[What is required] Copy the lines of the listing below without any changes, starting at the line that contains "bar-segment — [1569, 743, 1587, 781]" and ending at the line that contains "bar-segment — [1114, 599, 1132, 623]", with both of those lines included.

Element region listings
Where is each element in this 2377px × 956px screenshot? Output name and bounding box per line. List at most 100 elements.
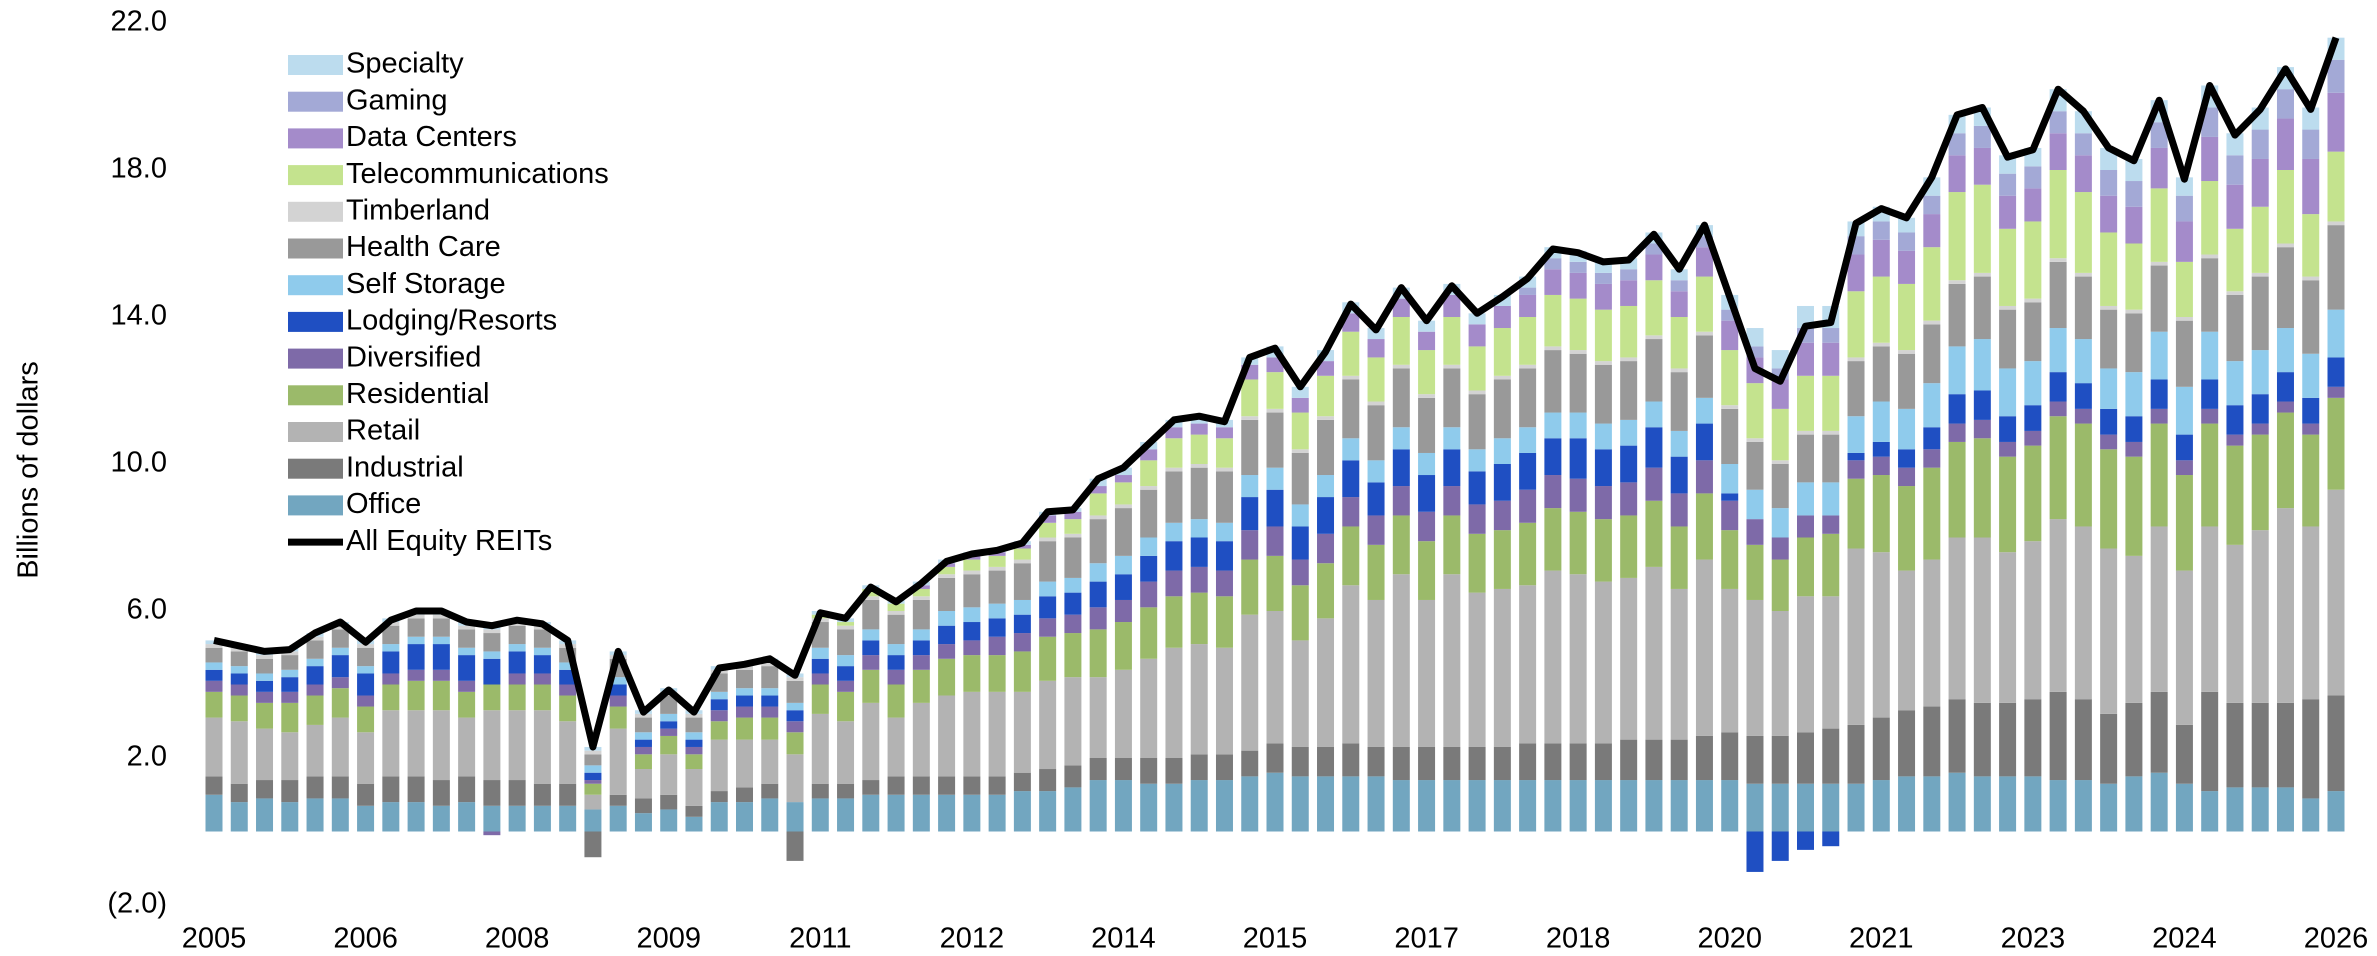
bar-segment — [1569, 743, 1587, 781]
bar-segment — [584, 750, 602, 755]
bar-segment — [357, 805, 375, 832]
bar-segment — [1771, 379, 1789, 409]
bar-segment — [1670, 368, 1688, 373]
bar-segment — [584, 765, 602, 773]
bar-segment — [1898, 232, 1916, 251]
y-axis-label: Billions of dollars — [13, 361, 45, 579]
bar-segment — [2226, 133, 2244, 156]
bar-segment — [1140, 555, 1158, 582]
bar-segment — [1114, 599, 1132, 623]
x-tick-label: 2014 — [1091, 923, 1156, 955]
bar-segment — [1443, 515, 1461, 575]
bar-segment — [988, 555, 1006, 567]
bar-segment — [1140, 658, 1158, 758]
bar-segment — [2175, 475, 2193, 571]
bar-segment — [2175, 261, 2193, 317]
bar-segment — [1721, 530, 1739, 589]
bar-segment — [584, 831, 602, 858]
bar-segment — [357, 732, 375, 784]
legend-label: Self Storage — [346, 268, 506, 300]
bar-segment — [1215, 471, 1233, 523]
legend-label: Specialty — [346, 48, 464, 80]
bar-segment — [2327, 397, 2345, 490]
bar-segment — [1695, 276, 1713, 332]
bar-segment — [988, 691, 1006, 777]
bar-segment — [2074, 526, 2092, 700]
bar-segment — [1215, 754, 1233, 781]
bar-segment — [2150, 261, 2168, 266]
bar-segment — [887, 603, 905, 611]
bar-segment — [1923, 383, 1941, 428]
bar-segment — [1493, 379, 1511, 439]
bar-segment — [508, 644, 526, 652]
bar-segment — [1089, 515, 1107, 520]
bar-segment — [1923, 247, 1941, 321]
bar-segment — [1039, 515, 1057, 523]
bar-segment — [1443, 486, 1461, 516]
bar-segment — [2150, 147, 2168, 189]
bar-segment — [1367, 405, 1385, 461]
bar-segment — [1923, 449, 1941, 468]
bar-segment — [912, 629, 930, 641]
bar-segment — [1670, 493, 1688, 527]
bar-segment — [559, 805, 577, 832]
bar-segment — [1695, 397, 1713, 424]
bar-segment — [1291, 452, 1309, 505]
bar-segment — [938, 611, 956, 626]
bar-segment — [1544, 294, 1562, 347]
bar-segment — [2125, 181, 2143, 207]
bar-segment — [1948, 155, 1966, 193]
bar-segment — [1847, 460, 1865, 479]
bar-segment — [1493, 746, 1511, 781]
bar-segment — [508, 625, 526, 645]
bar-segment — [1064, 633, 1082, 678]
bar-segment — [1089, 493, 1107, 516]
bar-segment — [1872, 552, 1890, 718]
bar-segment — [1872, 342, 1890, 347]
bar-segment — [1342, 743, 1360, 777]
bar-segment — [1670, 291, 1688, 317]
bar-segment — [1822, 783, 1840, 832]
bar-segment — [1973, 419, 1991, 439]
bar-segment — [1013, 651, 1031, 692]
bar-segment — [256, 691, 274, 703]
bar-segment — [1418, 475, 1436, 512]
bar-segment — [1645, 243, 1663, 255]
bar-segment — [2125, 372, 2143, 417]
bar-segment — [2201, 691, 2219, 792]
bar-segment — [432, 680, 450, 711]
bar-segment — [2049, 261, 2067, 329]
bar-segment — [432, 780, 450, 806]
bar-segment — [761, 666, 779, 689]
bar-segment — [1645, 780, 1663, 832]
bar-segment — [1140, 460, 1158, 487]
bar-segment — [584, 754, 602, 766]
bar-segment — [2276, 508, 2294, 703]
bar-segment — [1569, 272, 1587, 299]
bar-segment — [1746, 831, 1764, 872]
bar-segment — [357, 647, 375, 667]
x-tick-label: 2006 — [333, 923, 398, 955]
bar-segment — [2049, 401, 2067, 417]
bar-segment — [1847, 548, 1865, 725]
bar-segment — [2100, 713, 2118, 784]
bar-segment — [1948, 537, 1966, 700]
bar-segment — [2175, 317, 2193, 321]
bar-segment — [660, 809, 678, 832]
bar-segment — [988, 603, 1006, 619]
bar-segment — [1064, 592, 1082, 615]
bar-segment — [1064, 533, 1082, 538]
bar-segment — [1165, 596, 1183, 648]
bar-segment — [963, 794, 981, 832]
bar-segment — [533, 783, 551, 806]
bar-segment — [1367, 515, 1385, 545]
bar-segment — [811, 647, 829, 659]
bar-segment — [811, 658, 829, 674]
bar-segment — [2024, 699, 2042, 777]
bar-segment — [1620, 258, 1638, 270]
bar-segment — [1620, 357, 1638, 362]
bar-segment — [407, 644, 425, 670]
bar-segment — [1695, 335, 1713, 398]
bar-segment — [382, 625, 400, 645]
bar-segment — [1948, 441, 1966, 538]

[Written solution]
bar-segment — [1569, 743, 1587, 781]
bar-segment — [584, 750, 602, 755]
bar-segment — [357, 805, 375, 832]
bar-segment — [1771, 379, 1789, 409]
bar-segment — [1670, 368, 1688, 373]
bar-segment — [584, 765, 602, 773]
bar-segment — [1898, 232, 1916, 251]
y-axis-label: Billions of dollars — [13, 361, 45, 579]
bar-segment — [2226, 133, 2244, 156]
bar-segment — [1140, 555, 1158, 582]
bar-segment — [1114, 599, 1132, 623]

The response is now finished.